> **WHAT TO WORK ON**:
Write out the records unchanged, from their first line through the line containing "figure-13-caption: Рис. 6-13.", with both of those lines included.

> **MATERIAL FOR THE TASK**:

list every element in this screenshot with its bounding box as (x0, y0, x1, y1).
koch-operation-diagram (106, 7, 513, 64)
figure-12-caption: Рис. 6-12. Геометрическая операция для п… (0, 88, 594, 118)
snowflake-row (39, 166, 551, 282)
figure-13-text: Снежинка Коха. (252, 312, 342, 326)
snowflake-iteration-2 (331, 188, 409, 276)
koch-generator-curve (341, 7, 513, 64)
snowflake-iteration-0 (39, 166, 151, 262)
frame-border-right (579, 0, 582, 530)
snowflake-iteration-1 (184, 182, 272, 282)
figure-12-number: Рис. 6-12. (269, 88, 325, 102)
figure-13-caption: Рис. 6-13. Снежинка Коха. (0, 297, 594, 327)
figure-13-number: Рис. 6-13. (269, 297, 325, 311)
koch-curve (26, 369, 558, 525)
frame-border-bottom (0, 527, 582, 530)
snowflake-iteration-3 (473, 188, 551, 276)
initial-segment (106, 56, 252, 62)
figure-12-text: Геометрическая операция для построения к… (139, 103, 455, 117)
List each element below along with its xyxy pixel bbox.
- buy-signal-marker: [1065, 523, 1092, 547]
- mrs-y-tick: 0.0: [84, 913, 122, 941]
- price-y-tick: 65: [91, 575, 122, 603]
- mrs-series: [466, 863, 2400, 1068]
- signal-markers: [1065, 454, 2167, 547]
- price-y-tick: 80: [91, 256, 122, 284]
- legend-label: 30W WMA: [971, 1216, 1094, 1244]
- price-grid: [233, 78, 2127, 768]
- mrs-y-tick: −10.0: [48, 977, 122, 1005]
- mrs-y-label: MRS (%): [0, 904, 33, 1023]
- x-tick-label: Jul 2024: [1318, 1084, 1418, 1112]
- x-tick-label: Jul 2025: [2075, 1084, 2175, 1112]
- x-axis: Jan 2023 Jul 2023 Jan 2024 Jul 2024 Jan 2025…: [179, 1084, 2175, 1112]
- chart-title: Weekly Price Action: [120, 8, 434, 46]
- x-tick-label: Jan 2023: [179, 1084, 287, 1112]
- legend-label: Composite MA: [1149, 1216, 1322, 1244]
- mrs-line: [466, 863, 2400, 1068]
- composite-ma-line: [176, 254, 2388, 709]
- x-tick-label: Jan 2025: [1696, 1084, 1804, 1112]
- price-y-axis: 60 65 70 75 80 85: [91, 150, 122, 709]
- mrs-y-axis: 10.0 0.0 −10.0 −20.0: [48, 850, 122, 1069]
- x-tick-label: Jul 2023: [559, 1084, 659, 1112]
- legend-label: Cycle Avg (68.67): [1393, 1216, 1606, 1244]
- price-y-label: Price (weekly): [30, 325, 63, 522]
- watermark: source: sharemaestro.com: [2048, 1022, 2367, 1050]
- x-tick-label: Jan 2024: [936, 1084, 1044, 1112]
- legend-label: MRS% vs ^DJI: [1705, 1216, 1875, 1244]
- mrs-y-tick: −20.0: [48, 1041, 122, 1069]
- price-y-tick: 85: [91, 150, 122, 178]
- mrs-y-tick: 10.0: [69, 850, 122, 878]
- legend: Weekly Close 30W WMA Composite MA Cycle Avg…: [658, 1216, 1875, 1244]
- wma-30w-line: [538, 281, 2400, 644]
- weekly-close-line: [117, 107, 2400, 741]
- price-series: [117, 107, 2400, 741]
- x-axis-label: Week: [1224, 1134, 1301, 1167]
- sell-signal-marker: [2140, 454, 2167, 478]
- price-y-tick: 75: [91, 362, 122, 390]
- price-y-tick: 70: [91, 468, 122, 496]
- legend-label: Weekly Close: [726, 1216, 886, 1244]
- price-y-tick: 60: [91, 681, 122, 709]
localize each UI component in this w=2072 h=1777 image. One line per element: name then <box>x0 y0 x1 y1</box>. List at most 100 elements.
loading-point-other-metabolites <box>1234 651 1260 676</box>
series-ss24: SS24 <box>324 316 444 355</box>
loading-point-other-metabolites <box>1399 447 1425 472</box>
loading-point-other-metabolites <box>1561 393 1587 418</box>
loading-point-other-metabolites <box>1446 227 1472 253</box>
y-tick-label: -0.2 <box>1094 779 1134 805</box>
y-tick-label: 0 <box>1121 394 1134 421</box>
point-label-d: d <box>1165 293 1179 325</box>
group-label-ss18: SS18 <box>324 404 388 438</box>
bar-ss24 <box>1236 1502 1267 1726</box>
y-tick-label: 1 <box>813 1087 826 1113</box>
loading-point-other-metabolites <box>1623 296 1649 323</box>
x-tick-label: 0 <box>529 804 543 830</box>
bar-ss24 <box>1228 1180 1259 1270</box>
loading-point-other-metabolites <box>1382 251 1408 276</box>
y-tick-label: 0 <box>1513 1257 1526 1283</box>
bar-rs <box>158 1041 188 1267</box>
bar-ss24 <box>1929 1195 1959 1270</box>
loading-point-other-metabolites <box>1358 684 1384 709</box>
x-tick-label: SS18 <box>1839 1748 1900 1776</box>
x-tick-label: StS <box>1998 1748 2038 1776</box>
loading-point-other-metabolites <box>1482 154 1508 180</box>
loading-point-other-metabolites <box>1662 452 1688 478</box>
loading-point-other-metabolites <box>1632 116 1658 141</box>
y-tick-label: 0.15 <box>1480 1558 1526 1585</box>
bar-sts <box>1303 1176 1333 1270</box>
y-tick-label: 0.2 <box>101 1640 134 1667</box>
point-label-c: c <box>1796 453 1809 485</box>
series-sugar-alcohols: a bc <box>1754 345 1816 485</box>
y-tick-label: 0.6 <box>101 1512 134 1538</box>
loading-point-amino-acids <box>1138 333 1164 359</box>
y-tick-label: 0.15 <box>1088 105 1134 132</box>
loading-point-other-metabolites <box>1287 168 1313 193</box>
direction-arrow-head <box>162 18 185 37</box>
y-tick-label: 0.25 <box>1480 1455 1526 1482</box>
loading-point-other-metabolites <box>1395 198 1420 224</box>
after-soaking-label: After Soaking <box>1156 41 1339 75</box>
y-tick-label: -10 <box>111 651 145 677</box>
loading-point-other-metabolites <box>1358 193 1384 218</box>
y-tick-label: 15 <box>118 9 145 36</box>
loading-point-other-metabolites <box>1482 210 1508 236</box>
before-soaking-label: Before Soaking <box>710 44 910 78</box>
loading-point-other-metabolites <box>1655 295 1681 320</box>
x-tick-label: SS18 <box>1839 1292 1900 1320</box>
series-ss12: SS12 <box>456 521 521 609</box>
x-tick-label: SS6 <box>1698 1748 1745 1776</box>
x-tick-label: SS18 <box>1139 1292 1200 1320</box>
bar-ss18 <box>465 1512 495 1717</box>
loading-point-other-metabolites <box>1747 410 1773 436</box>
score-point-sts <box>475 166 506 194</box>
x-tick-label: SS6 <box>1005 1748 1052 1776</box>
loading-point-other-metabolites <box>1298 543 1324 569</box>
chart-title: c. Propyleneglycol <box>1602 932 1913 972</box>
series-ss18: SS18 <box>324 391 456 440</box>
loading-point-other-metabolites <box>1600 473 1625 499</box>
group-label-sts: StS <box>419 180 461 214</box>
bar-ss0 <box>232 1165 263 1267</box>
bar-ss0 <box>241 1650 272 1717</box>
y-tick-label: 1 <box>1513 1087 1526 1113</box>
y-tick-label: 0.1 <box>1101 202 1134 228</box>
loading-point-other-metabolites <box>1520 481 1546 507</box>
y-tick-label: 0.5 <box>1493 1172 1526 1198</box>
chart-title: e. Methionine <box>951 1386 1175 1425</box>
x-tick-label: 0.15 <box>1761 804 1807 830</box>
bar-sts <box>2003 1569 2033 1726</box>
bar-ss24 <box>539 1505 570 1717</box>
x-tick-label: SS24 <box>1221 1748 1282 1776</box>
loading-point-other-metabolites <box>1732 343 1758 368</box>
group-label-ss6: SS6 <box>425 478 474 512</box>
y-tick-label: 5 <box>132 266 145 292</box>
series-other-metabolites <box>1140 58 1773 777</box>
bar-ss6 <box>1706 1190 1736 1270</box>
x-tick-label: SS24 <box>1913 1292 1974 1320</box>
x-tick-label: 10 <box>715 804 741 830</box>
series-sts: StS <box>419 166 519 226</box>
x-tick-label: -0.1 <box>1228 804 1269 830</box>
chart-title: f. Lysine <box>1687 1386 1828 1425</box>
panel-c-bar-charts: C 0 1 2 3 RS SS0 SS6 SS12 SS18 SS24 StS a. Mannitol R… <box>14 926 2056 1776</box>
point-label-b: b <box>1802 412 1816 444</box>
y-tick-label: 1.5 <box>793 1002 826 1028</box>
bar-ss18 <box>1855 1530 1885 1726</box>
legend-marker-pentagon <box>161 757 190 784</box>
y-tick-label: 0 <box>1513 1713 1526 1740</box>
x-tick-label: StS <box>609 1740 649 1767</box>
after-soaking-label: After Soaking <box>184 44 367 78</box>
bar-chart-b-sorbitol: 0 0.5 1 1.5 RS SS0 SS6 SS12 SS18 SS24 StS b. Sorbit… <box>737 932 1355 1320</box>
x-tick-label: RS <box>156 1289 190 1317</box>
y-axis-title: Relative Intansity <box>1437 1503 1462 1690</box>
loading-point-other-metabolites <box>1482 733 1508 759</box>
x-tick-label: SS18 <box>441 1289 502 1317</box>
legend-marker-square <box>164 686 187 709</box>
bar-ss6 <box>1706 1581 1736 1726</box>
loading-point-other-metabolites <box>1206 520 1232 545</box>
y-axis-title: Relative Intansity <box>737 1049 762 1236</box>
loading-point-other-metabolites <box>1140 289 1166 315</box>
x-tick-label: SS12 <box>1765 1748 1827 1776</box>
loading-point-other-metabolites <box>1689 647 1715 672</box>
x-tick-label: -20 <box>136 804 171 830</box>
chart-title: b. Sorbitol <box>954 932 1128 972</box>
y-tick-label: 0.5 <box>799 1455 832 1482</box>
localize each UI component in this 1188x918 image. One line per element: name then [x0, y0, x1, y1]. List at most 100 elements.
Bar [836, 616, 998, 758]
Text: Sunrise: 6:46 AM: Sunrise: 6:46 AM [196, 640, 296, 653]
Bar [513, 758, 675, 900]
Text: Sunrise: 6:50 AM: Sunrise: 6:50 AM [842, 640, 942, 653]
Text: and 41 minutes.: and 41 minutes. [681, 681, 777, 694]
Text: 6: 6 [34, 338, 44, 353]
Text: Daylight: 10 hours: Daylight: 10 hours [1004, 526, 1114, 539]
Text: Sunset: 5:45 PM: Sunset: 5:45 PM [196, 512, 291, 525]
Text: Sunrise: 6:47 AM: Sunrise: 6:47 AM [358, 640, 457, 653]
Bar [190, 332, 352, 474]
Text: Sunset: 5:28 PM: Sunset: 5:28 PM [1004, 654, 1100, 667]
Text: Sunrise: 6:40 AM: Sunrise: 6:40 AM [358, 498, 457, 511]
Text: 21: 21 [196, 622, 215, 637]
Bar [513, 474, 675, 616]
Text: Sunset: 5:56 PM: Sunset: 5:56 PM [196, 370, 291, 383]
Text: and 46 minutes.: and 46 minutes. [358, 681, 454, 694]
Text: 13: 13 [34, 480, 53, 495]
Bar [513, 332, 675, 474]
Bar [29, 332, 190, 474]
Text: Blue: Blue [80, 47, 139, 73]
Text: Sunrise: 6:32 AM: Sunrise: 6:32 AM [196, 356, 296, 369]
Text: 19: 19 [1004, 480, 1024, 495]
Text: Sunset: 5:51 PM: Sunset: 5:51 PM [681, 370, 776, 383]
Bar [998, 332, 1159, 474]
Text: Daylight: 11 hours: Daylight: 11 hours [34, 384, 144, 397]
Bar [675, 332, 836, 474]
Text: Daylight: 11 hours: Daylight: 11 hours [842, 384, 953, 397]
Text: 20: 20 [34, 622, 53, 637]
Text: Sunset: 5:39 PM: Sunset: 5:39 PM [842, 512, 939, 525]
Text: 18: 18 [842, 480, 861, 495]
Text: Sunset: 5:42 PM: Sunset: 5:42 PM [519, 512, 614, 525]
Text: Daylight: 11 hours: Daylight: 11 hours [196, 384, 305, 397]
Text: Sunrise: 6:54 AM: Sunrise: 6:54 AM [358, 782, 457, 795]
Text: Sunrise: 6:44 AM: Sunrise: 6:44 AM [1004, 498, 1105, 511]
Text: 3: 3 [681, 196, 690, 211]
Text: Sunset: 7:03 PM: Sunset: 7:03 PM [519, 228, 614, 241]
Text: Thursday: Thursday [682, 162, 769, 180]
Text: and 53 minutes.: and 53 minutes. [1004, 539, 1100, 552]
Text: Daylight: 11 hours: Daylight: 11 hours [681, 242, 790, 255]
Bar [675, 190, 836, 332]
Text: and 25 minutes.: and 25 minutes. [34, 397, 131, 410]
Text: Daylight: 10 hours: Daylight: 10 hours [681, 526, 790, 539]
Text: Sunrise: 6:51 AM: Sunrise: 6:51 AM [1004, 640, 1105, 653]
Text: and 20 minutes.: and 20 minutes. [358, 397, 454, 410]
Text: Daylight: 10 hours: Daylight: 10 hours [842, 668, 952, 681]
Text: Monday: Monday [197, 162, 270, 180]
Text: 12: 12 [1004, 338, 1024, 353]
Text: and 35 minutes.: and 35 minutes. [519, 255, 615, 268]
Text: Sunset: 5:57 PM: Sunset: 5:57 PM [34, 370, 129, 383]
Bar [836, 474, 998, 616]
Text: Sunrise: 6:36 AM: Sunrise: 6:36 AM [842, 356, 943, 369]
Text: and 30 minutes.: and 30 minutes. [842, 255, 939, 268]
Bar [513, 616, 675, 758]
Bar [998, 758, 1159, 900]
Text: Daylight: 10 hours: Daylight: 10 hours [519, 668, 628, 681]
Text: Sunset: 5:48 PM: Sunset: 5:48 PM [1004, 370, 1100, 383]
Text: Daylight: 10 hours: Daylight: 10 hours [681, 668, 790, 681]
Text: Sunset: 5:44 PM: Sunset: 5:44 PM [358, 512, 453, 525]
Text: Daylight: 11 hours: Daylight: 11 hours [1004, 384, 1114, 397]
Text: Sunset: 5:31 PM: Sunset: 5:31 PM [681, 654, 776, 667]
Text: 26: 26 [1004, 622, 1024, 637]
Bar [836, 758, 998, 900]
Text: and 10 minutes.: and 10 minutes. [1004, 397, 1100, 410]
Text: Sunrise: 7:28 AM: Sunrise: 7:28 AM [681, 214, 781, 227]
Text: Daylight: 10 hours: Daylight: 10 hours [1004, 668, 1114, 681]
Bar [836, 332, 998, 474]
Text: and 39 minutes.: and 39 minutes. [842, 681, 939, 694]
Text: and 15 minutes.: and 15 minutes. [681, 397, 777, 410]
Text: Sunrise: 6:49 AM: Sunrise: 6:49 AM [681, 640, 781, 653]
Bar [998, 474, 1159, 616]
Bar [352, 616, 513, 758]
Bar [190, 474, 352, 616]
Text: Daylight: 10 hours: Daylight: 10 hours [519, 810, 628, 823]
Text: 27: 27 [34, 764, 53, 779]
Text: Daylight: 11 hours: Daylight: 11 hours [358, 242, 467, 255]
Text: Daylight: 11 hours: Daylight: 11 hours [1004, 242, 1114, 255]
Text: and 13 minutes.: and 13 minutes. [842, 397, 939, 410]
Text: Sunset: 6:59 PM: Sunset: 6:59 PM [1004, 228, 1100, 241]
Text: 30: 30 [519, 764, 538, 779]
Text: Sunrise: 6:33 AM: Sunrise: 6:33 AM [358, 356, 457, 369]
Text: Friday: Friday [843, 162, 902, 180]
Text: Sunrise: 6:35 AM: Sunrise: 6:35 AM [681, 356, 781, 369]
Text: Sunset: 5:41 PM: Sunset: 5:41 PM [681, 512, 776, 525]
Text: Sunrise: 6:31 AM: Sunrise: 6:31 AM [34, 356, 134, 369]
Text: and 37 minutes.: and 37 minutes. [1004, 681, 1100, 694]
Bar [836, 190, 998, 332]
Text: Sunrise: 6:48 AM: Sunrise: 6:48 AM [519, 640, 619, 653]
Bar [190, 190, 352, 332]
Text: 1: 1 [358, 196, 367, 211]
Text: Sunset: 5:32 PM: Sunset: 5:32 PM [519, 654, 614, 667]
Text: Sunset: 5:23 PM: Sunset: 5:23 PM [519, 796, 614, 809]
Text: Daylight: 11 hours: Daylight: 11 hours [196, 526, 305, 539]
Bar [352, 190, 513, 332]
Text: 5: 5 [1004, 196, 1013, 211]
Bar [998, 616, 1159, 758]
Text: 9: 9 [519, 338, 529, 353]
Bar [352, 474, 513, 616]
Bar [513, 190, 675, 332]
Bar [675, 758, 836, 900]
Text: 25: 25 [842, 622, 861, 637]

> **ANSWER BELOW**:
list every element in this screenshot with its bounding box as (x0, y0, x1, y1).
koch-operation-diagram (106, 7, 513, 64)
figure-12-caption: Рис. 6-12. Геометрическая операция для п… (0, 88, 594, 118)
snowflake-row (39, 166, 551, 282)
figure-13-text: Снежинка Коха. (252, 312, 342, 326)
snowflake-iteration-2 (331, 188, 409, 276)
koch-generator-curve (341, 7, 513, 64)
snowflake-iteration-0 (39, 166, 151, 262)
frame-border-right (579, 0, 582, 530)
snowflake-iteration-1 (184, 182, 272, 282)
figure-12-number: Рис. 6-12. (269, 88, 325, 102)
figure-13-caption: Рис. 6-13. Снежинка Коха. (0, 297, 594, 327)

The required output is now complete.